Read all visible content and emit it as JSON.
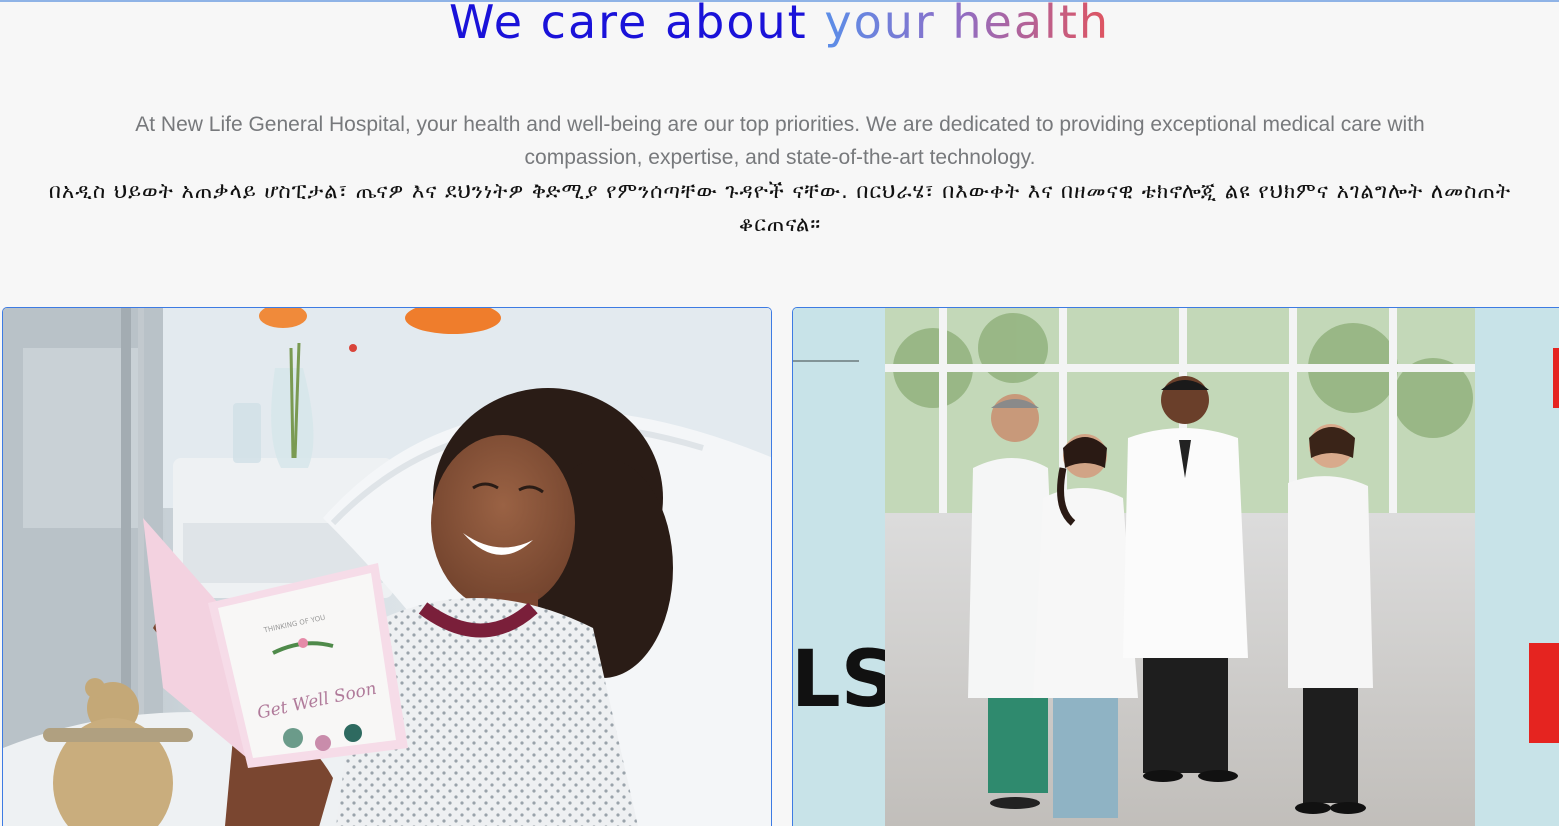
{
  "hero": {
    "title_part1": "We care about",
    "title_part2": "your health",
    "intro_en": "At New Life General Hospital, your health and well-being are our top priorities. We are dedicated to providing exceptional medical care with compassion, expertise, and state-of-the-art technology.",
    "intro_am": "በአዲስ ህይወት አጠቃላይ ሆስፒታል፣ ጤናዎ እና ደህንነትዎ ቅድሚያ የምንሰጣቸው ጉዳዮች ናቸው. በርህራሄ፣ በእውቀት እና በዘመናዊ ቴክኖሎጂ ልዩ የህክምና አገልግሎት ለመስጠት ቆርጠናል።"
  },
  "cards": {
    "left": {
      "card_text_1": "THINKING OF YOU",
      "card_text_2": "Get Well Soon"
    },
    "right": {
      "edge_text": "LS"
    }
  },
  "colors": {
    "title_blue": "#1a12d9",
    "gradient_start": "#5b8ee8",
    "gradient_end": "#e0545f",
    "card_border": "#3d7be3",
    "accent_red": "#e52420"
  }
}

::::::::::

What is asked ->
Give back every line exactly as it stands, pictures excluded.

Answer below ->
Read all visible content and emit it as JSON.
{
  "hero": {
    "title_part1": "We care about",
    "title_part2": "your health",
    "intro_en": "At New Life General Hospital, your health and well-being are our top priorities. We are dedicated to providing exceptional medical care with compassion, expertise, and state-of-the-art technology.",
    "intro_am": "በአዲስ ህይወት አጠቃላይ ሆስፒታል፣ ጤናዎ እና ደህንነትዎ ቅድሚያ የምንሰጣቸው ጉዳዮች ናቸው. በርህራሄ፣ በእውቀት እና በዘመናዊ ቴክኖሎጂ ልዩ የህክምና አገልግሎት ለመስጠት ቆርጠናል።"
  },
  "cards": {
    "left": {
      "card_text_1": "THINKING OF YOU",
      "card_text_2": "Get Well Soon"
    },
    "right": {
      "edge_text": "LS"
    }
  },
  "colors": {
    "title_blue": "#1a12d9",
    "gradient_start": "#5b8ee8",
    "gradient_end": "#e0545f",
    "card_border": "#3d7be3",
    "accent_red": "#e52420"
  }
}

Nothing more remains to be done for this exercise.